* **Do this**
Extract each line containing the string "requiere".

* **Extracted data entries**
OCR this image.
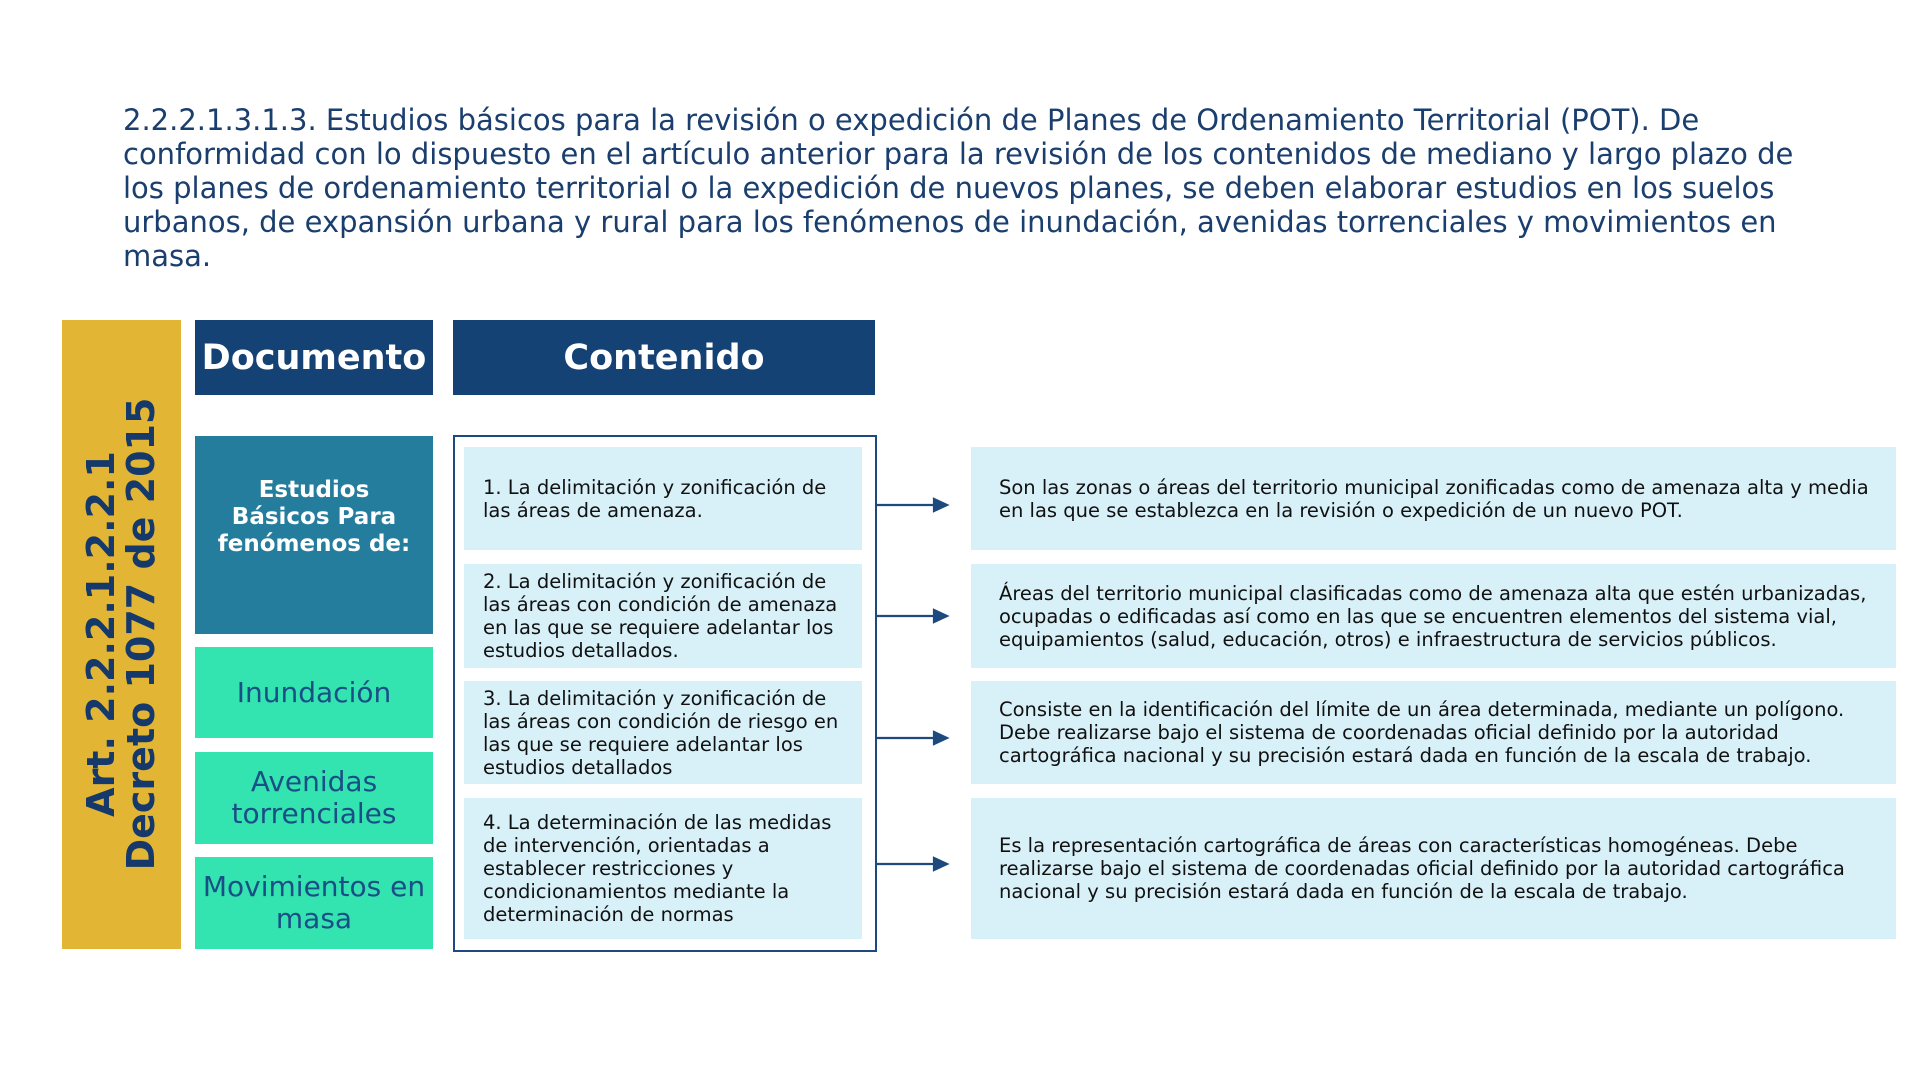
2.2.2.1.3.1.3. Estudios básicos para la revisión o expedición de Planes de Ordenamiento Territorial (POT). De conformidad con lo dispuesto en el artículo anterior para la revisión de los contenidos de mediano y largo plazo de los planes de ordenamiento territorial o la expedición de nuevos planes, se deben elaborar estudios en los suelos urbanos, de expansión urbana y rural para los fenómenos de inundación, avenidas torrenciales y movimientos en masa.

Art. 2.2.2.1.2.2.1
Decreto 1077 de 2015
Documento	Contenido
Estudios Básicos Para fenómenos de:
Inundación
Avenidas torrenciales
Movimientos en masa
1. La delimitación y zonificación de las áreas de amenaza.
2. La delimitación y zonificación de las áreas con condición de amenaza en las que se requiere adelantar los estudios detallados.
3. La delimitación y zonificación de las áreas con condición de riesgo en las que se requiere adelantar los estudios detallados
4. La determinación de las medidas de intervención, orientadas a establecer restricciones y condicionamientos mediante la determinación de normas
Son las zonas o áreas del territorio municipal zonificadas como de amenaza alta y media en las que se establezca en la revisión o expedición de un nuevo POT.
Áreas del territorio municipal clasificadas como de amenaza alta que estén urbanizadas, ocupadas o edificadas así como en las que se encuentren elementos del sistema vial, equipamientos (salud, educación, otros) e infraestructura de servicios públicos.
Consiste en la identificación del límite de un área determinada, mediante un polígono. Debe realizarse bajo el sistema de coordenadas oficial definido por la autoridad cartográfica nacional y su precisión estará dada en función de la escala de trabajo.
Es la representación cartográfica de áreas con características homogéneas. Debe realizarse bajo el sistema de coordenadas oficial definido por la autoridad cartográfica nacional y su precisión estará dada en función de la escala de trabajo.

* **Exercise response**
2. La delimitación y zonificación de las áreas con condición de amenaza en las que se requiere adelantar los estudios detallados.
3. La delimitación y zonificación de las áreas con condición de riesgo en las que se requiere adelantar los estudios detallados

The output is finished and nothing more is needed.